João Pereira

João Pereira

Advogado, escritor e atento observador da política

Postado em 12/02/2011 18:32

Julgamento pelo Tribunal do Júri

É praticamente impossível, como espectadores em um Tribunal do Júri, impedir que o nosso raciocínio mergulhe num emaranhado de indagações sobre a condição humana. Que deixe de entender e perceber nesta imprevisibilidade, nesta eterna interrogação chamada homem, o escuro túnel do âmago do seu ser onde se debatem em perene batalha os sentimentos, pensamentos e emoções que quase sempre desaguam num rio de incertezas. Custa-nos acreditar que a mais excelsa criatura distinguida pelo criador, este mistério ambulante desconhecido de si mesmo, verdadeiro caldeirão de antagonismos, de complexas e absurdas contradições, comporte dentro de si, simultaneamente, o santo e o demônio; a guerra e a paz; a sanidade e a loucura; a bondade e a maldade; a solidariedade e o indiferentismo; o amor e o ódio; enfim, a afabilidade e a ternura mesclada com o sentimento de fera calculista, fria, cruel e ensandecida. É deveras surpreendente que possa comportar toda essa amalgama de elementos tão díspares e aparentemente incompatíveis. Essa é, no entanto, a natureza humana, o homem radiografado dentro da sua nudez natural, não por uma escolha própria, mas por determinação do Criador. Certamente, todos nós, não obstante nos distingamos por certas virtudes e defeitos que se sobressaem, temos dentro de nós, em diferentes graus, o santo e o demônio.

Ora, se toda essa complexidade de grandeza e degradação, revela o homem na sua plenitude, não seria irracional se perguntássemos se seria justo responsabilizá-lo e condená-lo por uma natureza às vezes incontrolável e totalmente estranha à sua livre escolha. Naturalmente que perde o sentido tal indagação vez que o homem, possuindo o entendimento, é capaz, teoricamente, de exercer o livre arbítrio. Também poderíamos perguntar se existe o livre arbítrio ou se somos escravos do determinismo. Ninguém poderá responder-nos a essa dúvida de ordem transcendental, que comporta considerações de ordem filosófica e teológica. Por outro lado, mesmo dentro das limitações do homem, causa-nos perplexidade, dada a sua inteligência e capacidade de discernimento, o fato de não ser capaz, muitas vezes, de conter seus impulsos maléficos e destrutivos. Por que?

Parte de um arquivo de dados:

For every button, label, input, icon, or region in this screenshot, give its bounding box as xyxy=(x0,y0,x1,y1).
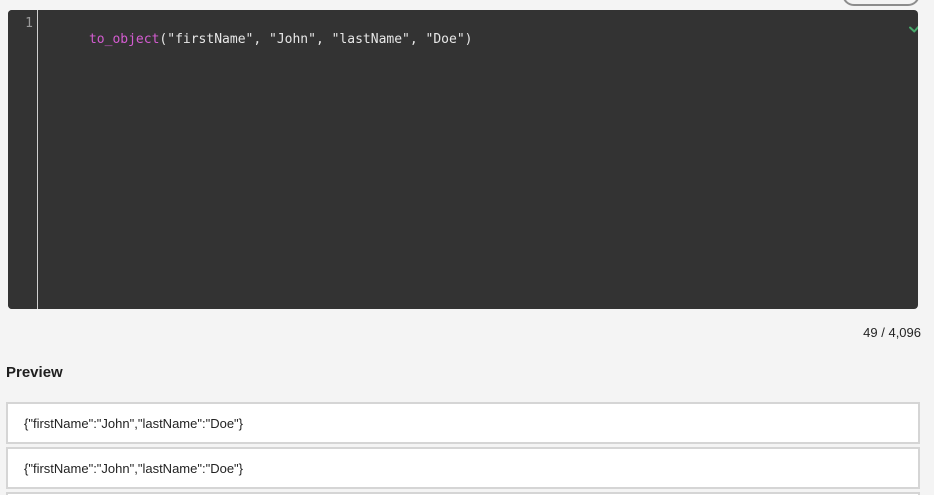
preview-result-text: {"firstName":"John","lastName":"Doe"} xyxy=(24,460,244,476)
line-number-gutter: 1 xyxy=(8,10,38,309)
function-arguments: ("firstName", "John", "lastName", "Doe") xyxy=(159,32,473,47)
preview-heading: Preview xyxy=(6,364,63,381)
expression-editor-page: 1 to_object("firstName", "John", "lastNa… xyxy=(0,0,934,495)
code-line[interactable]: to_object("firstName", "John", "lastName… xyxy=(42,16,473,64)
preview-list: {"firstName":"John","lastName":"Doe"} {"… xyxy=(6,402,920,495)
check-icon xyxy=(909,25,918,33)
character-counter: 49 / 4,096 xyxy=(863,325,921,340)
preview-result-row: {"firstName":"John","lastName":"Doe"} xyxy=(6,402,920,444)
preview-result-text: {"firstName":"John","lastName":"Doe"} xyxy=(24,415,244,431)
code-editor[interactable]: 1 to_object("firstName", "John", "lastNa… xyxy=(8,10,918,309)
preview-result-row: {"firstName":"John","lastName":"Doe"} xyxy=(6,447,920,489)
line-number: 1 xyxy=(25,16,33,31)
function-name: to_object xyxy=(88,32,160,47)
top-action-button[interactable] xyxy=(842,0,920,6)
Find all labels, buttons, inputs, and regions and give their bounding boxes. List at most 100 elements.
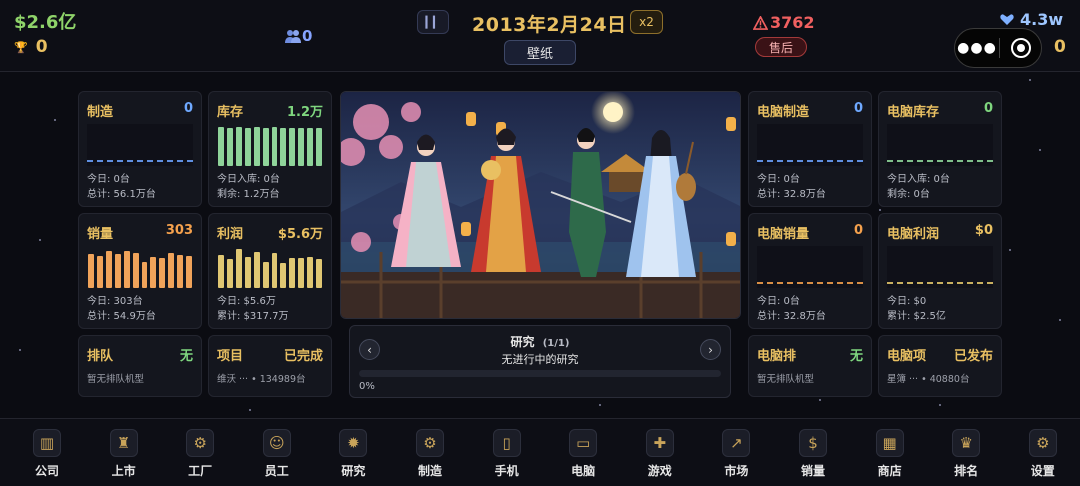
card-header: 电脑制造 0 bbox=[757, 101, 863, 120]
nav-tab-label: 手机 bbox=[494, 464, 519, 478]
wallpaper-button[interactable]: 壁纸 bbox=[504, 40, 576, 65]
pc-summary-card[interactable]: 电脑排 无暂无排队机型 bbox=[748, 335, 872, 397]
pc-stat-card[interactable]: 电脑制造 0 今日: 0台总计: 32.8万台 bbox=[748, 91, 872, 207]
nav-tab-factory[interactable]: ⚙ 工厂 bbox=[165, 419, 235, 486]
chart-baseline bbox=[757, 160, 863, 162]
nav-tab-manufacture[interactable]: ⚙ 制造 bbox=[395, 419, 465, 486]
pc-stat-card[interactable]: 电脑销量 0 今日: 0台 总计: 32.8万台 bbox=[748, 213, 872, 329]
warning-icon bbox=[753, 15, 768, 30]
card-mini-chart bbox=[87, 124, 193, 166]
nav-tab-employee[interactable]: ☺ 员工 bbox=[242, 419, 312, 486]
nav-tab-market[interactable]: ↗ 市场 bbox=[701, 419, 771, 486]
nav-tab-store[interactable]: ▦ 商店 bbox=[855, 419, 925, 486]
settings-icon: ⚙ bbox=[1028, 429, 1057, 457]
nav-tab-research[interactable]: ✹ 研究 bbox=[318, 419, 388, 486]
card-line-total: 剩余: 0台 bbox=[887, 189, 930, 200]
phone-summary-card[interactable]: 排队 无暂无排队机型 bbox=[78, 335, 202, 397]
pc-stat-card[interactable]: 电脑利润 $0 今日: $0 累计: $2.5亿 bbox=[878, 213, 1002, 329]
warning-counter[interactable]: 3762 bbox=[753, 13, 815, 32]
chart-bar bbox=[132, 253, 139, 288]
card-title: 电脑项 bbox=[887, 349, 927, 364]
card-subtext: 星簿 ··· • 40880台 bbox=[887, 374, 970, 385]
warning-count: 3762 bbox=[770, 13, 815, 32]
card-mini-chart bbox=[757, 124, 863, 166]
card-mini-chart bbox=[757, 246, 863, 288]
card-line-total: 总计: 32.8万台 bbox=[757, 189, 826, 200]
card-value: 0 bbox=[983, 101, 993, 116]
card-title: 排队 bbox=[87, 349, 114, 364]
nav-tab-listing[interactable]: ♜ 上市 bbox=[89, 419, 159, 486]
card-line-today: 今日: 0台 bbox=[757, 296, 800, 307]
card-header: 制造 0 bbox=[87, 101, 193, 120]
employee-count: 0 bbox=[302, 27, 313, 45]
chart-bar bbox=[114, 254, 121, 288]
money-display: $2.6亿 bbox=[14, 12, 77, 33]
card-value: 无 bbox=[849, 349, 863, 364]
nav-tab-label: 商店 bbox=[877, 464, 902, 478]
chart-baseline bbox=[887, 160, 993, 162]
card-line-today: 今日: 0台 bbox=[87, 174, 130, 185]
nav-tab-label: 员工 bbox=[264, 464, 289, 478]
nav-tab-settings[interactable]: ⚙ 设置 bbox=[1008, 419, 1078, 486]
chart-bar bbox=[253, 252, 260, 288]
card-title: 库存 bbox=[217, 105, 244, 120]
chart-bar bbox=[316, 258, 323, 288]
chart-bar bbox=[186, 256, 193, 288]
factory-icon: ⚙ bbox=[186, 429, 215, 457]
card-header: 项目 已完成 bbox=[217, 345, 323, 364]
nav-tab-sales[interactable]: $ 销量 bbox=[778, 419, 848, 486]
target-icon bbox=[1010, 38, 1031, 58]
nav-tab-label: 销量 bbox=[800, 464, 825, 478]
sales-icon: $ bbox=[799, 429, 827, 457]
close-program-button[interactable] bbox=[1000, 37, 1041, 59]
phone-stat-card[interactable]: 利润 $5.6万 今日: $5.6万 累计: $317.7万 bbox=[208, 213, 332, 329]
secondary-counter: 0 bbox=[1054, 37, 1066, 57]
nav-tab-gamepad[interactable]: ✚ 游戏 bbox=[625, 419, 695, 486]
more-menu-button[interactable]: ●●● bbox=[955, 40, 999, 56]
employee-counter[interactable]: 0 bbox=[285, 27, 312, 45]
nav-tab-ranking[interactable]: ♛ 排名 bbox=[931, 419, 1001, 486]
nav-tab-label: 制造 bbox=[417, 464, 442, 478]
card-value: $5.6万 bbox=[277, 227, 323, 242]
phone-stat-card[interactable]: 库存 1.2万 今日入库: 0台 剩余: 1.2万台 bbox=[208, 91, 332, 207]
card-line-today: 今日入库: 0台 bbox=[887, 174, 950, 185]
research-progress-label: 0% bbox=[359, 381, 375, 392]
research-header: 研究 (1/1) bbox=[350, 333, 730, 350]
nav-tab-company[interactable]: ▥ 公司 bbox=[12, 419, 82, 486]
pc-summary-card[interactable]: 电脑项 已发布星簿 ··· • 40880台 bbox=[878, 335, 1002, 397]
card-value: 已发布 bbox=[953, 349, 993, 364]
chart-bar bbox=[271, 253, 278, 288]
after-sales-button[interactable]: 售后 bbox=[755, 37, 807, 57]
wallpaper-artwork bbox=[340, 91, 741, 319]
card-line-total: 累计: $317.7万 bbox=[217, 311, 289, 322]
card-title: 电脑库存 bbox=[887, 105, 940, 120]
pc-stat-card[interactable]: 电脑库存 0 今日入库: 0台 剩余: 0台 bbox=[878, 91, 1002, 207]
phone-summary-card[interactable]: 项目 已完成 维沃 ··· • 134989台 bbox=[208, 335, 332, 397]
card-header: 销量 303 bbox=[87, 223, 193, 242]
gamepad-icon: ✚ bbox=[645, 429, 674, 457]
card-title: 项目 bbox=[217, 349, 244, 364]
chart-bar bbox=[298, 128, 305, 166]
card-header: 电脑项 已发布 bbox=[887, 345, 993, 364]
card-line-today: 今日: 0台 bbox=[757, 174, 800, 185]
chart-bar bbox=[280, 262, 287, 288]
chart-baseline bbox=[757, 282, 863, 284]
speed-button[interactable]: x2 bbox=[630, 10, 663, 34]
card-title: 电脑制造 bbox=[757, 105, 810, 120]
card-value: $0 bbox=[974, 223, 993, 238]
chart-bar bbox=[96, 256, 103, 288]
card-line-total: 总计: 56.1万台 bbox=[87, 189, 156, 200]
nav-tab-laptop[interactable]: ▭ 电脑 bbox=[548, 419, 618, 486]
phone-stat-card[interactable]: 销量 303 今日: 303台 总计: 54.9万台 bbox=[78, 213, 202, 329]
card-header: 电脑库存 0 bbox=[887, 101, 993, 120]
chart-bar bbox=[316, 128, 323, 166]
card-line-today: 今日入库: 0台 bbox=[217, 174, 280, 185]
card-line-total: 总计: 32.8万台 bbox=[757, 311, 826, 322]
card-mini-chart bbox=[217, 246, 323, 288]
research-progress-bar bbox=[359, 370, 721, 377]
pause-button[interactable]: ▎▎ bbox=[417, 10, 449, 34]
research-count: (1/1) bbox=[542, 338, 570, 349]
phone-stat-card[interactable]: 制造 0 今日: 0台总计: 56.1万台 bbox=[78, 91, 202, 207]
game-date: 2013年2月24日 bbox=[472, 14, 627, 36]
nav-tab-phone[interactable]: ▯ 手机 bbox=[472, 419, 542, 486]
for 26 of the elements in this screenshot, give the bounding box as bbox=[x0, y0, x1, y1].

PROBLEMA PROPOSTO:
No texto sobre o julgamento pelo Tribunal do Júri, a natureza humana é assim por determinação de quem?

RESPOSTA:
Por determinação do Criador, e não por uma escolha própria do homem.